Identify all lines of the data containing the string "document" and copy them.

**Dataset rows:**
'''

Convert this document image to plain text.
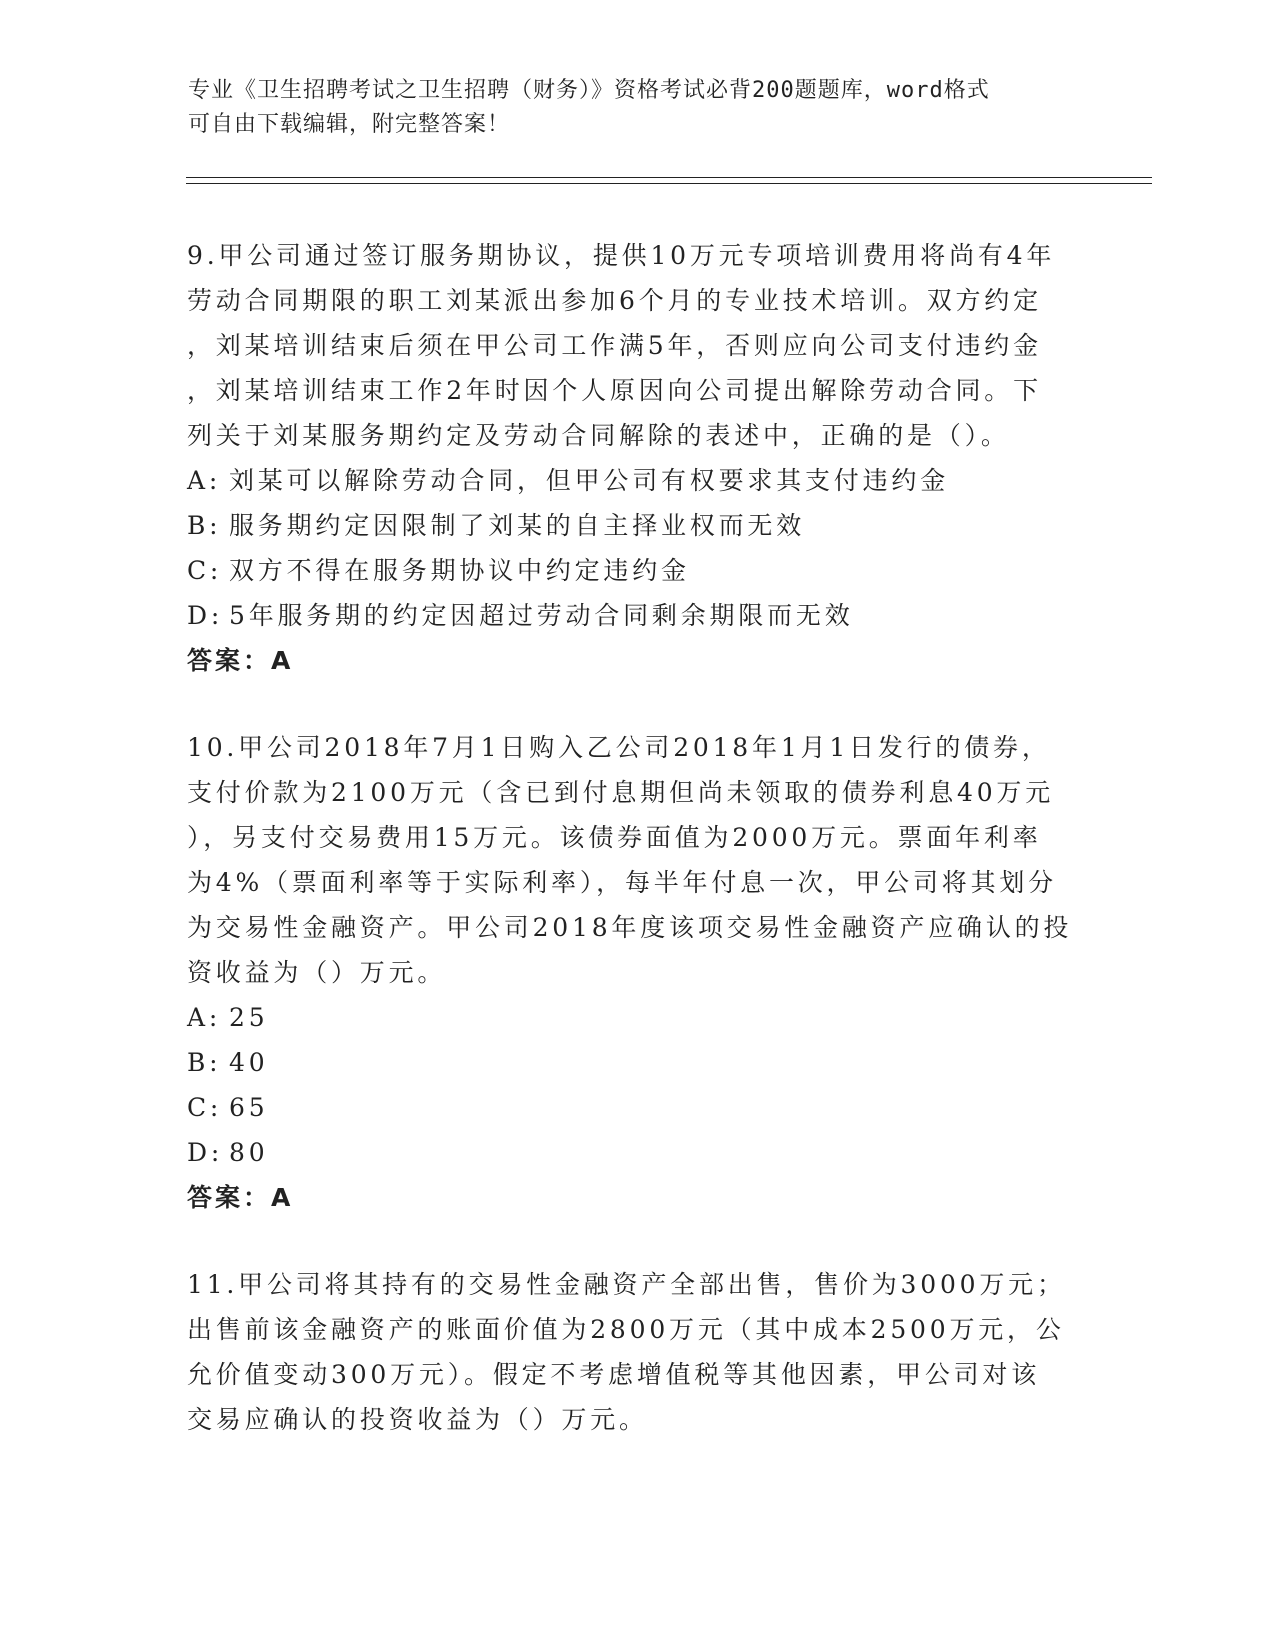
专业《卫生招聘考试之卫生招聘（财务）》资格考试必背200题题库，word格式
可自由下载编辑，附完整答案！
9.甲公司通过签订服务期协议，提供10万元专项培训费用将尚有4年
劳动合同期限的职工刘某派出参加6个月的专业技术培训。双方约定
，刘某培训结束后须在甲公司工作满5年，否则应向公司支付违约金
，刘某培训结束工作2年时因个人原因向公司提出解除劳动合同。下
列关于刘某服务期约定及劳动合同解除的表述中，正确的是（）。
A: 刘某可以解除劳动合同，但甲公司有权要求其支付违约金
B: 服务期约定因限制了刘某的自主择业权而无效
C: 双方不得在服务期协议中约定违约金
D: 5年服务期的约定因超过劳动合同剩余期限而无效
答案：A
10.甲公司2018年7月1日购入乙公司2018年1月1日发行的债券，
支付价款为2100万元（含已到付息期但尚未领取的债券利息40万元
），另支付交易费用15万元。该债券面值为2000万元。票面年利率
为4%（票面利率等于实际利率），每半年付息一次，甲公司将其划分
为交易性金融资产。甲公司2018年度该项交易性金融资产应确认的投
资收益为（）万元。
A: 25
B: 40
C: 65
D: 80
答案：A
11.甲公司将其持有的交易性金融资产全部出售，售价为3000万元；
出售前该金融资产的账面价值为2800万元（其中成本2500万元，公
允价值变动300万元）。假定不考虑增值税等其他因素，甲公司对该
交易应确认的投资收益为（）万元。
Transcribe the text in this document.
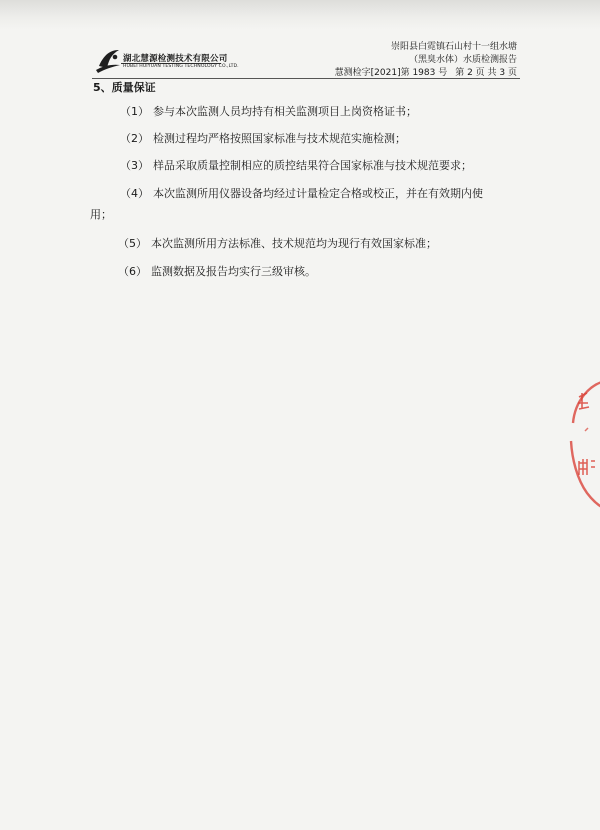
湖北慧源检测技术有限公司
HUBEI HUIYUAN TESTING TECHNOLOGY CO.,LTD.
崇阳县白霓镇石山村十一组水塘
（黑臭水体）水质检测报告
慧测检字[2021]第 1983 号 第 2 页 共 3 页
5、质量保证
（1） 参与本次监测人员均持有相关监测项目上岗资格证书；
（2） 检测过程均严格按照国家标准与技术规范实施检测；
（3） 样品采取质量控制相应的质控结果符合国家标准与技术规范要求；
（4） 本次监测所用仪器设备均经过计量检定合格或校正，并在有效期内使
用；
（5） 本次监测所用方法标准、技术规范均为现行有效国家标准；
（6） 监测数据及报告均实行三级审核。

'''
'''

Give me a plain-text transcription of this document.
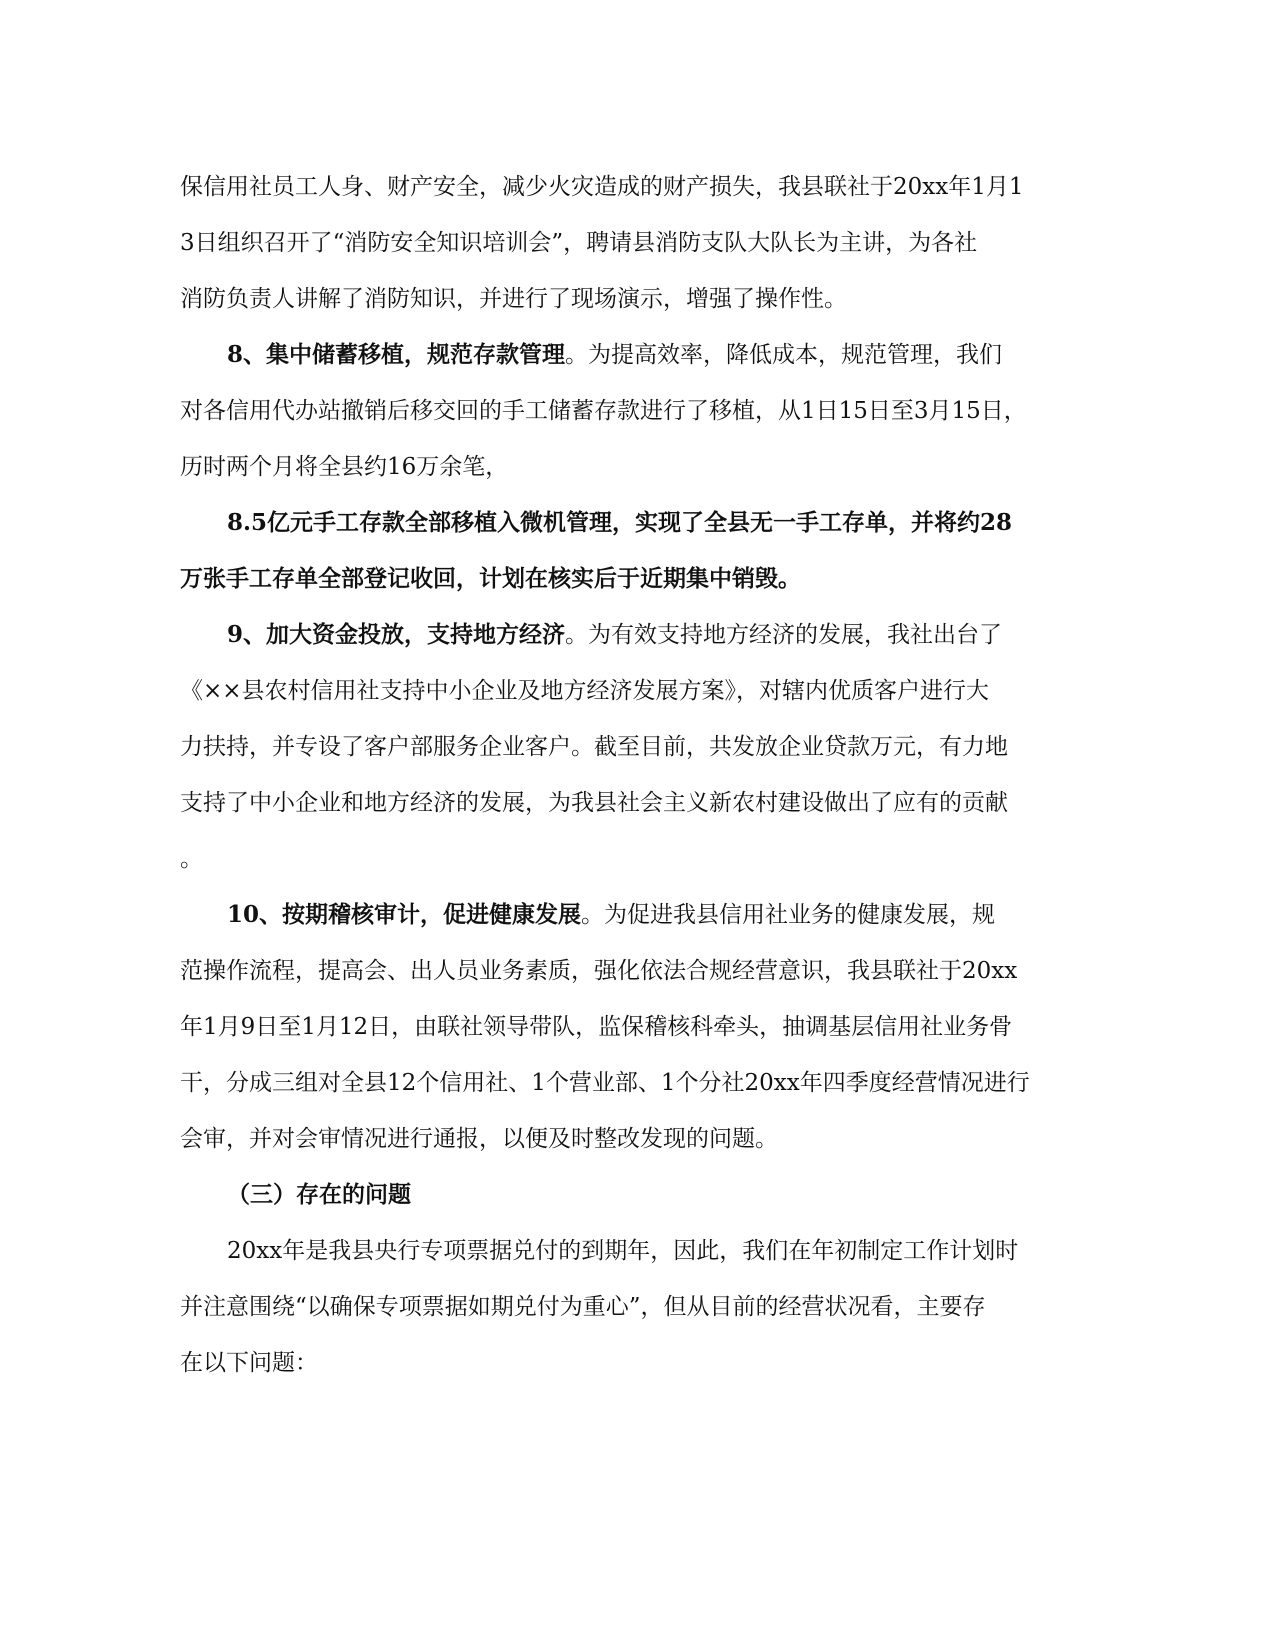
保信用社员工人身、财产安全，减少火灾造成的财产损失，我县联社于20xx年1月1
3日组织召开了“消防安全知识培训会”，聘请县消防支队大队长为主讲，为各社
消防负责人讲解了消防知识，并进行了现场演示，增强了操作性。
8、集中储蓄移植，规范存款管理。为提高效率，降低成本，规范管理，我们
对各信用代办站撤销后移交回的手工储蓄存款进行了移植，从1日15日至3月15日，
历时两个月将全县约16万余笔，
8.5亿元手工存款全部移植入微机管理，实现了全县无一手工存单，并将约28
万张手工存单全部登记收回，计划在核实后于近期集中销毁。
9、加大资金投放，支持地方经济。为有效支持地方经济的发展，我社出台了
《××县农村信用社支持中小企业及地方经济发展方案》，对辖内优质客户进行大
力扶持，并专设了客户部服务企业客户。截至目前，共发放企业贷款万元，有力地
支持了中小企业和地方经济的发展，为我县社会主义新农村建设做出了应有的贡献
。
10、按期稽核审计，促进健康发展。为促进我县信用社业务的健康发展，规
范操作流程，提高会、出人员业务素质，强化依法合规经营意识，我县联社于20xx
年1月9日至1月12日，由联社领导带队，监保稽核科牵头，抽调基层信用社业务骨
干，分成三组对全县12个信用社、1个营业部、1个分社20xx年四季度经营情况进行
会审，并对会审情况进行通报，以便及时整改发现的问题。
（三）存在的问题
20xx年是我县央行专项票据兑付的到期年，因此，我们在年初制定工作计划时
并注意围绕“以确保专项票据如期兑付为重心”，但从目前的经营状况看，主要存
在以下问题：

'''

**Solution:**
Convert this document image to plain text.
Transcribe the text in this document.
Give me a plain-text transcription of this document.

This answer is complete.